• _The request_:
Write the listing below out again exactly, dropping the images.

• _Task data_:
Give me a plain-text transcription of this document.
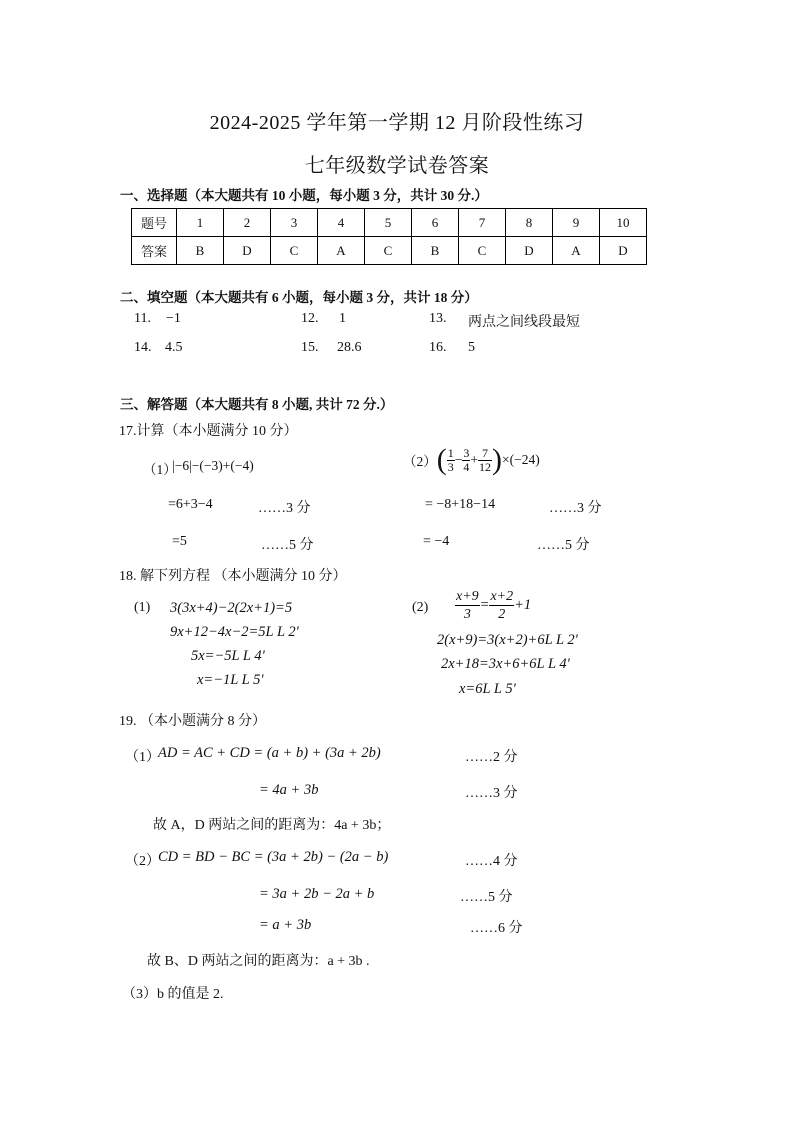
2024-2025 学年第一学期 12 月阶段性练习
七年级数学试卷答案
一、选择题（本大题共有 10 小题，每小题 3 分，共计 30 分.）
题号	1	2	3	4	5	6	7	8	9	10
答案	B	D	C	A	C	B	C	D	A	D
二、填空题（本大题共有 6 小题，每小题 3 分，共计 18 分）
11. −1	12. 1	13. 两点之间线段最短
14. 4.5	15. 28.6	16. 5
三、解答题（本大题共有 8 小题, 共计 72 分.）
17.计算（本小题满分 10 分）
（1）
|−6|−(−3)+(−4)
=6+3−4	……3 分
=5	……5 分
$(2)( \frac{1}{3} - \frac{3}{4} + \frac{7}{12} )\times(-24)$
= −8+18−14	……3 分
= −4	……5 分
18. 解下列方程 （本小题满分 10 分）
(1) 3(3x+4)−2(2x+1)=5
9x+12−4x−2=5L L 2'
5x=−5L L 4'
x=−1L L 5'
$(2) \frac{x+9}{3} = \frac{x+2}{2} +1$
2(x+9)=3(x+2)+6L L 2'
2x+18=3x+6+6L L 4'
x=6L L 5'
19. （本小题满分 8 分）
（1）
AD = AC + CD = (a + b) + (3a + 2b)	……2 分
= 4a + 3b	……3 分
故 A，D 两站之间的距离为：4a + 3b；
（2）
CD = BD − BC = (3a + 2b) − (2a − b)	……4 分
= 3a + 2b − 2a + b	……5 分
= a + 3b	……6 分
故 B、D 两站之间的距离为：a + 3b .
（3）b 的值是 2.
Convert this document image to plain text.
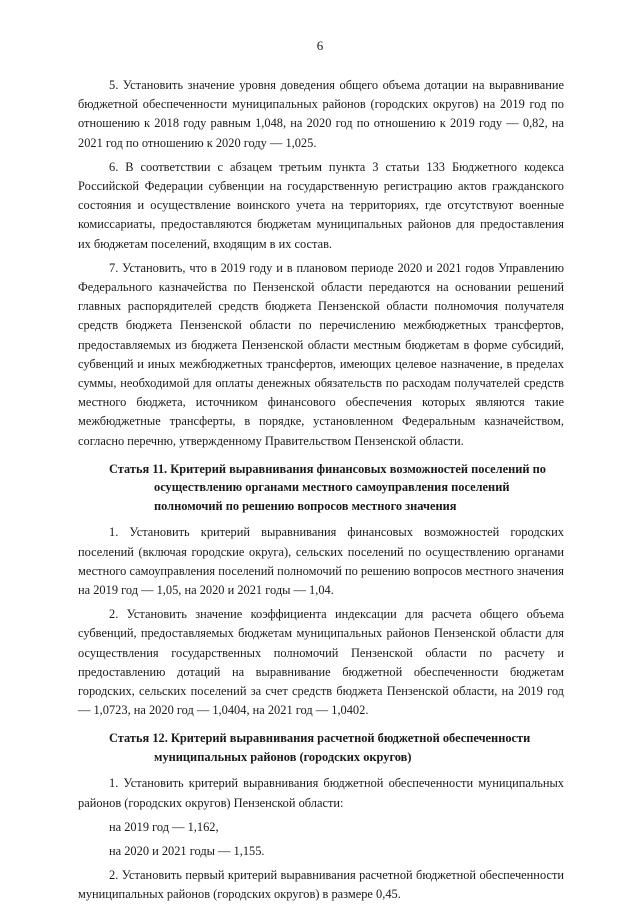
6

5. Установить значение уровня доведения общего объема дотации на выравнивание бюджетной обеспеченности муниципальных районов (городских округов) на 2019 год по отношению к 2018 году равным 1,048, на 2020 год по отношению к 2019 году — 0,82, на 2021 год по отношению к 2020 году — 1,025.

6. В соответствии с абзацем третьим пункта 3 статьи 133 Бюджетного кодекса Российской Федерации субвенции на государственную регистрацию актов гражданского состояния и осуществление воинского учета на территориях, где отсутствуют военные комиссариаты, предоставляются бюджетам муниципальных районов для предоставления их бюджетам поселений, входящим в их состав.

7. Установить, что в 2019 году и в плановом периоде 2020 и 2021 годов Управлению Федерального казначейства по Пензенской области передаются на основании решений главных распорядителей средств бюджета Пензенской области полномочия получателя средств бюджета Пензенской области по перечислению межбюджетных трансфертов, предоставляемых из бюджета Пензенской области местным бюджетам в форме субсидий, субвенций и иных межбюджетных трансфертов, имеющих целевое назначение, в пределах суммы, необходимой для оплаты денежных обязательств по расходам получателей средств местного бюджета, источником финансового обеспечения которых являются такие межбюджетные трансферты, в порядке, установленном Федеральным казначейством, согласно перечню, утвержденному Правительством Пензенской области.

Статья 11. Критерий выравнивания финансовых возможностей поселений по
осуществлению органами местного самоуправления поселений
полномочий по решению вопросов местного значения

1. Установить критерий выравнивания финансовых возможностей городских поселений (включая городские округа), сельских поселений по осуществлению органами местного самоуправления поселений полномочий по решению вопросов местного значения на 2019 год — 1,05, на 2020 и 2021 годы — 1,04.

2. Установить значение коэффициента индексации для расчета общего объема субвенций, предоставляемых бюджетам муниципальных районов Пензенской области для осуществления государственных полномочий Пензенской области по расчету и предоставлению дотаций на выравнивание бюджетной обеспеченности бюджетам городских, сельских поселений за счет средств бюджета Пензенской области, на 2019 год — 1,0723, на 2020 год — 1,0404, на 2021 год — 1,0402.

Статья 12. Критерий выравнивания расчетной бюджетной обеспеченности
муниципальных районов (городских округов)

1. Установить критерий выравнивания бюджетной обеспеченности муниципальных районов (городских округов) Пензенской области:

на 2019 год — 1,162,

на 2020 и 2021 годы — 1,155.

2. Установить первый критерий выравнивания расчетной бюджетной обеспеченности муниципальных районов (городских округов) в размере 0,45.
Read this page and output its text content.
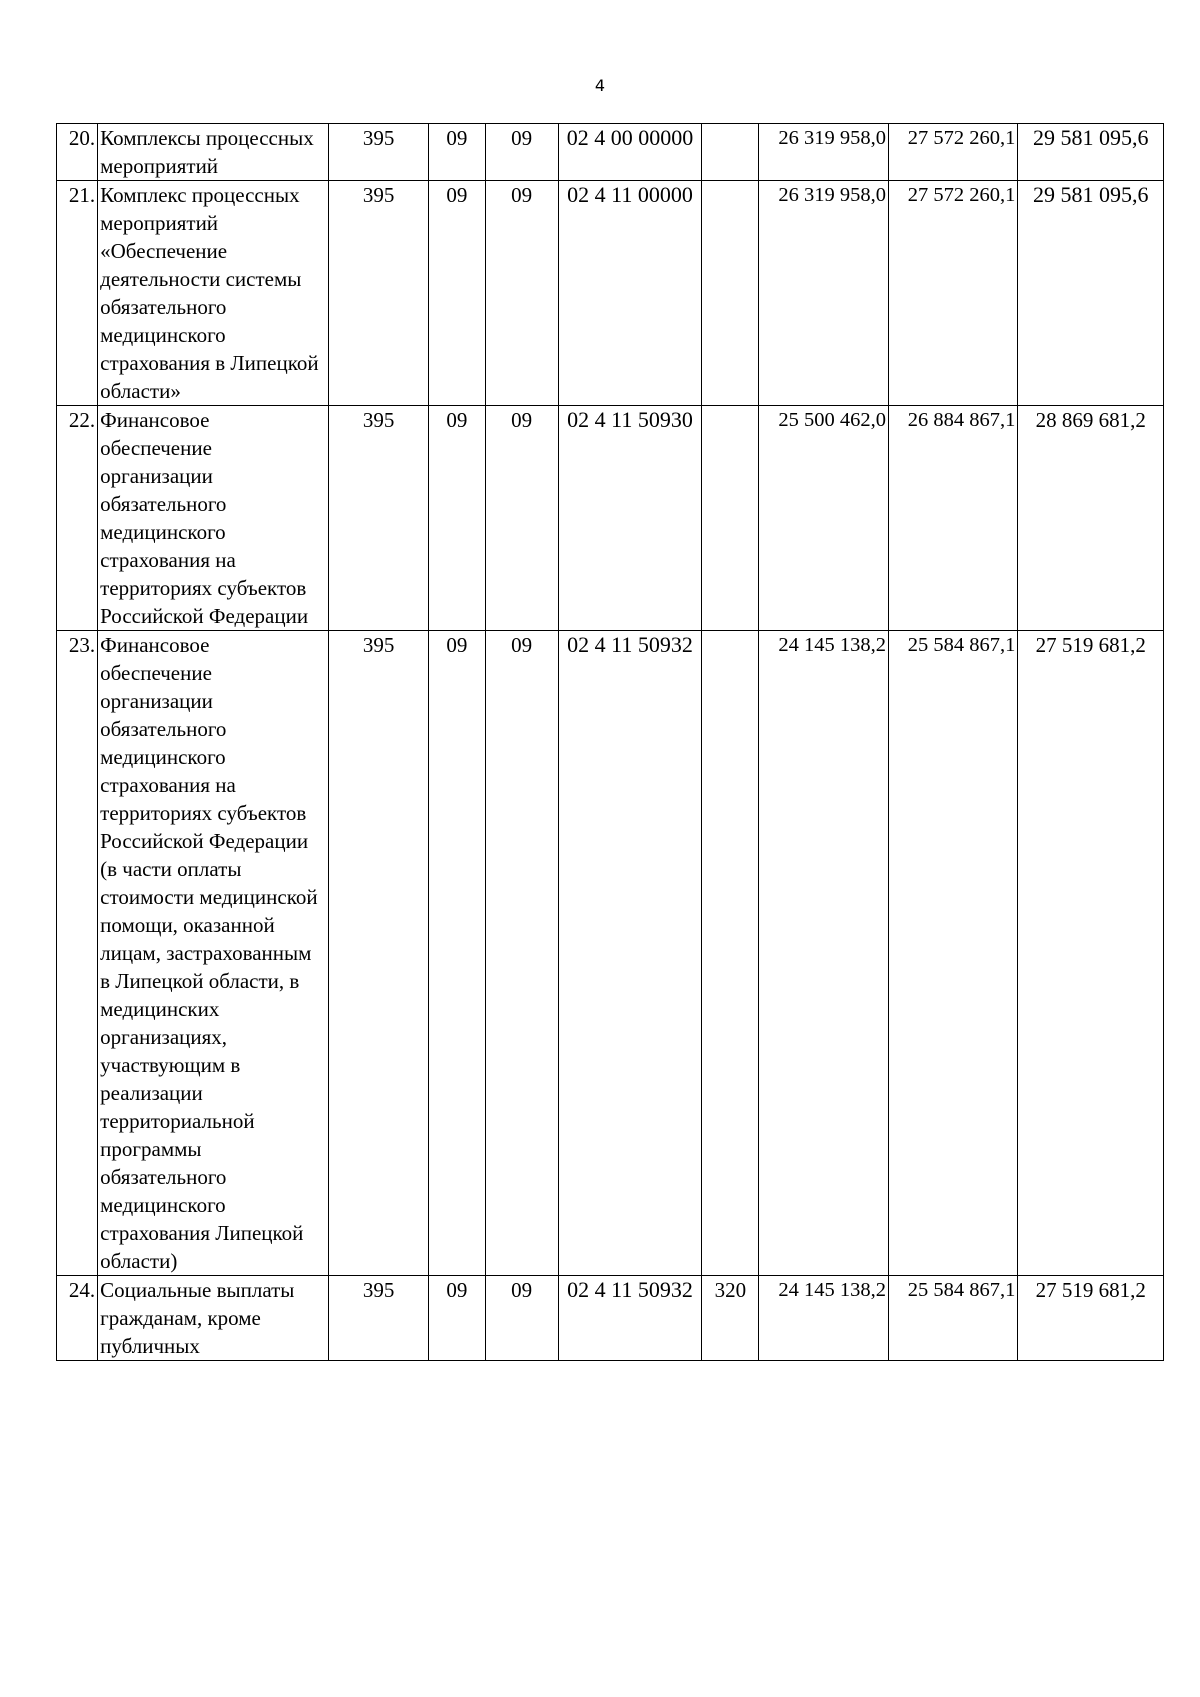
4
20.	Комплексы процессных мероприятий	395	09	09	02 4 00 00000		26 319 958,0	27 572 260,1	29 581 095,6
21.	Комплекс процессных мероприятий «Обеспечение деятельности системы обязательного медицинского страхования в Липецкой области»	395	09	09	02 4 11 00000		26 319 958,0	27 572 260,1	29 581 095,6
22.	Финансовое обеспечение организации обязательного медицинского страхования на территориях субъектов Российской Федерации	395	09	09	02 4 11 50930		25 500 462,0	26 884 867,1	28 869 681,2
23.	Финансовое обеспечение организации обязательного медицинского страхования на территориях субъектов Российской Федерации (в части оплаты стоимости медицинской помощи, оказанной лицам, застрахованным в Липецкой области, в медицинских организациях, участвующим в реализации территориальной программы обязательного медицинского страхования Липецкой области)	395	09	09	02 4 11 50932		24 145 138,2	25 584 867,1	27 519 681,2
24.	Социальные выплаты гражданам, кроме публичных	395	09	09	02 4 11 50932	320	24 145 138,2	25 584 867,1	27 519 681,2
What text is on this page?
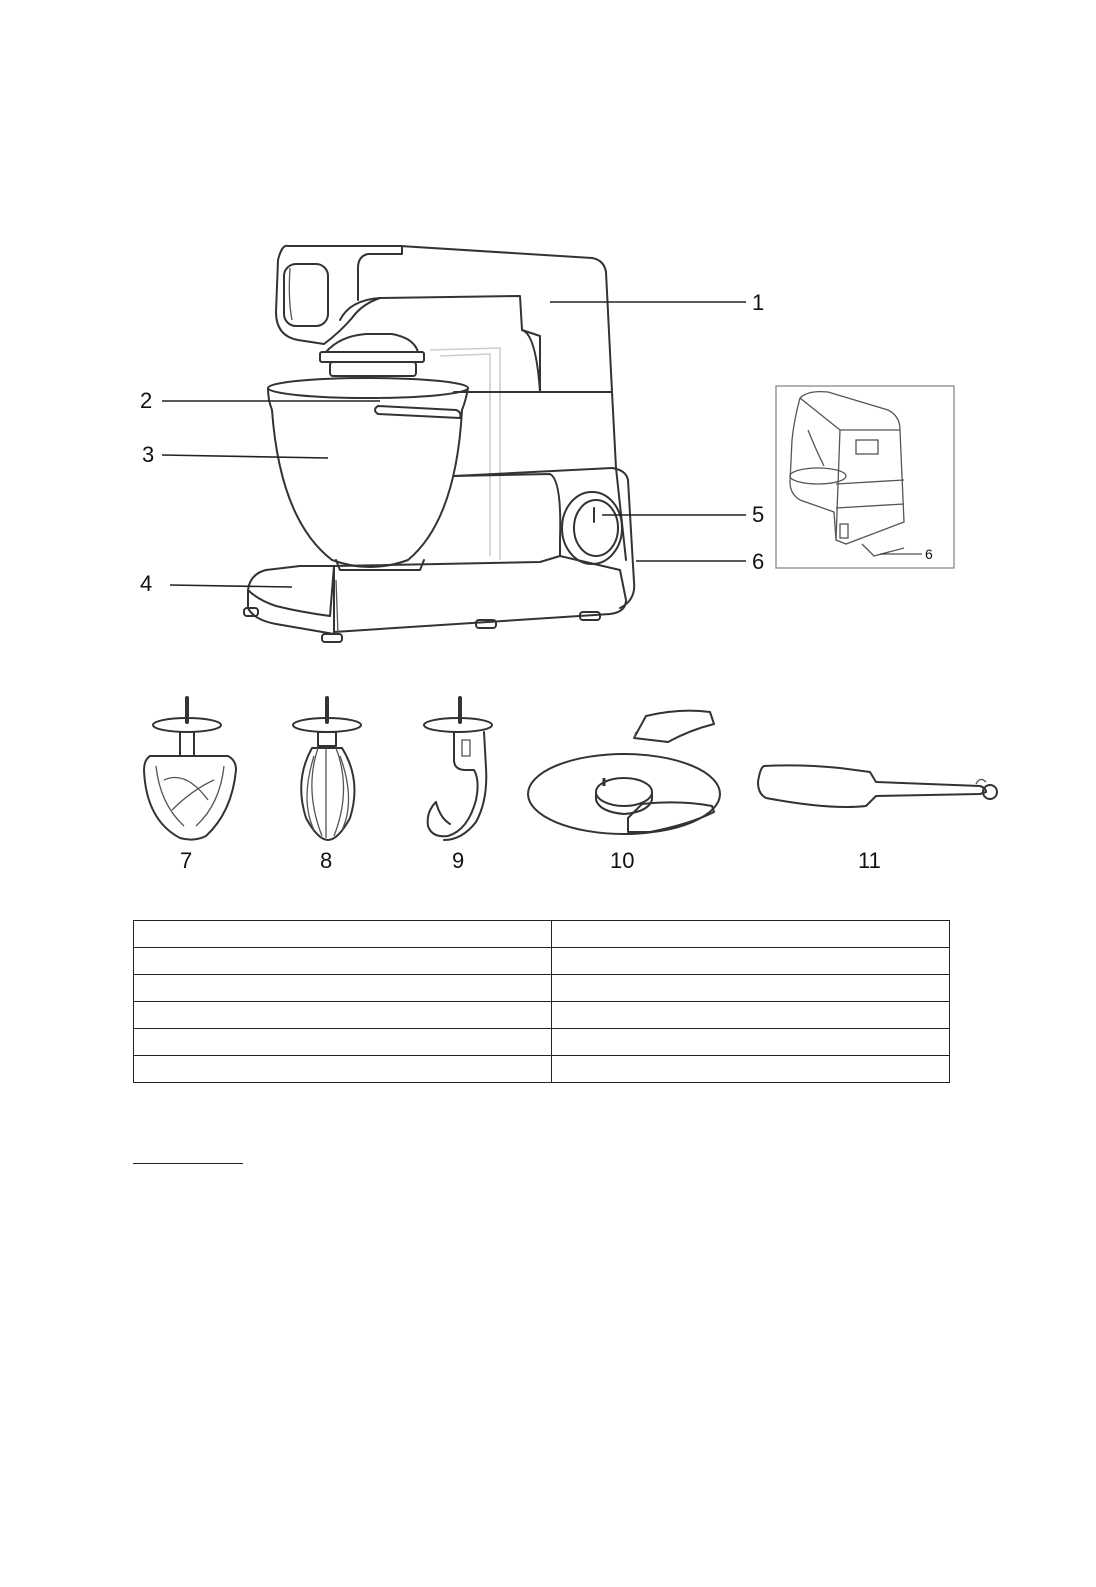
1
2
3
4
5
6	6
7	8	9	10	11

• _Answer to the exercise_:
Give me a plain-text transcription of this document.
2024-2025 学年第一学期 12 月阶段性练习
七年级数学试卷答案
一、选择题（本大题共有 10 小题，每小题 3 分，共计 30 分.）
题号	1	2	3	4	5	6	7	8	9	10
答案	B	D	C	A	C	B	C	D	A	D
二、填空题（本大题共有 6 小题，每小题 3 分，共计 18 分）
11. −1	12. 1	13. 两点之间线段最短
14. 4.5	15. 28.6	16. 5
三、解答题（本大题共有 8 小题, 共计 72 分.）
17.计算（本小题满分 10 分）
（1）
|−6|−(−3)+(−4)
=6+3−4	……3 分
=5	……5 分
$(2)( \frac{1}{3} - \frac{3}{4} + \frac{7}{12} )\times(-24)$
= −8+18−14	……3 分
= −4	……5 分
18. 解下列方程 （本小题满分 10 分）
(1) 3(3x+4)−2(2x+1)=5
9x+12−4x−2=5L L 2'
5x=−5L L 4'
x=−1L L 5'
$(2) \frac{x+9}{3} = \frac{x+2}{2} +1$
2(x+9)=3(x+2)+6L L 2'
2x+18=3x+6+6L L 4'
x=6L L 5'
19. （本小题满分 8 分）
（1）
AD = AC + CD = (a + b) + (3a + 2b)	……2 分
= 4a + 3b	……3 分
故 A，D 两站之间的距离为：4a + 3b；
（2）
CD = BD − BC = (3a + 2b) − (2a − b)	……4 分
= 3a + 2b − 2a + b	……5 分
= a + 3b	……6 分
故 B、D 两站之间的距离为：a + 3b .
（3）b 的值是 2.
Convert this document image to plain text.
6

5. Установить значение уровня доведения общего объема дотации на выравнивание бюджетной обеспеченности муниципальных районов (городских округов) на 2019 год по отношению к 2018 году равным 1,048, на 2020 год по отношению к 2019 году — 0,82, на 2021 год по отношению к 2020 году — 1,025.

6. В соответствии с абзацем третьим пункта 3 статьи 133 Бюджетного кодекса Российской Федерации субвенции на государственную регистрацию актов гражданского состояния и осуществление воинского учета на территориях, где отсутствуют военные комиссариаты, предоставляются бюджетам муниципальных районов для предоставления их бюджетам поселений, входящим в их состав.

7. Установить, что в 2019 году и в плановом периоде 2020 и 2021 годов Управлению Федерального казначейства по Пензенской области передаются на основании решений главных распорядителей средств бюджета Пензенской области полномочия получателя средств бюджета Пензенской области по перечислению межбюджетных трансфертов, предоставляемых из бюджета Пензенской области местным бюджетам в форме субсидий, субвенций и иных межбюджетных трансфертов, имеющих целевое назначение, в пределах суммы, необходимой для оплаты денежных обязательств по расходам получателей средств местного бюджета, источником финансового обеспечения которых являются такие межбюджетные трансферты, в порядке, установленном Федеральным казначейством, согласно перечню, утвержденному Правительством Пензенской области.

Статья 11. Критерий выравнивания финансовых возможностей поселений по
осуществлению органами местного самоуправления поселений
полномочий по решению вопросов местного значения

1. Установить критерий выравнивания финансовых возможностей городских поселений (включая городские округа), сельских поселений по осуществлению органами местного самоуправления поселений полномочий по решению вопросов местного значения на 2019 год — 1,05, на 2020 и 2021 годы — 1,04.

2. Установить значение коэффициента индексации для расчета общего объема субвенций, предоставляемых бюджетам муниципальных районов Пензенской области для осуществления государственных полномочий Пензенской области по расчету и предоставлению дотаций на выравнивание бюджетной обеспеченности бюджетам городских, сельских поселений за счет средств бюджета Пензенской области, на 2019 год — 1,0723, на 2020 год — 1,0404, на 2021 год — 1,0402.

Статья 12. Критерий выравнивания расчетной бюджетной обеспеченности
муниципальных районов (городских округов)

1. Установить критерий выравнивания бюджетной обеспеченности муниципальных районов (городских округов) Пензенской области:

на 2019 год — 1,162,

на 2020 и 2021 годы — 1,155.

2. Установить первый критерий выравнивания расчетной бюджетной обеспеченности муниципальных районов (городских округов) в размере 0,45.
Read this page and output its text content.
4
20.	Комплексы процессных мероприятий	395	09	09	02 4 00 00000		26 319 958,0	27 572 260,1	29 581 095,6
21.	Комплекс процессных мероприятий «Обеспечение деятельности системы обязательного медицинского страхования в Липецкой области»	395	09	09	02 4 11 00000		26 319 958,0	27 572 260,1	29 581 095,6
22.	Финансовое обеспечение организации обязательного медицинского страхования на территориях субъектов Российской Федерации	395	09	09	02 4 11 50930		25 500 462,0	26 884 867,1	28 869 681,2
23.	Финансовое обеспечение организации обязательного медицинского страхования на территориях субъектов Российской Федерации (в части оплаты стоимости медицинской помощи, оказанной лицам, застрахованным в Липецкой области, в медицинских организациях, участвующим в реализации территориальной программы обязательного медицинского страхования Липецкой области)	395	09	09	02 4 11 50932		24 145 138,2	25 584 867,1	27 519 681,2
24.	Социальные выплаты гражданам, кроме публичных	395	09	09	02 4 11 50932	320	24 145 138,2	25 584 867,1	27 519 681,2
What text is on this page?
1
2
3
4
5
6	6
7	8	9	10	11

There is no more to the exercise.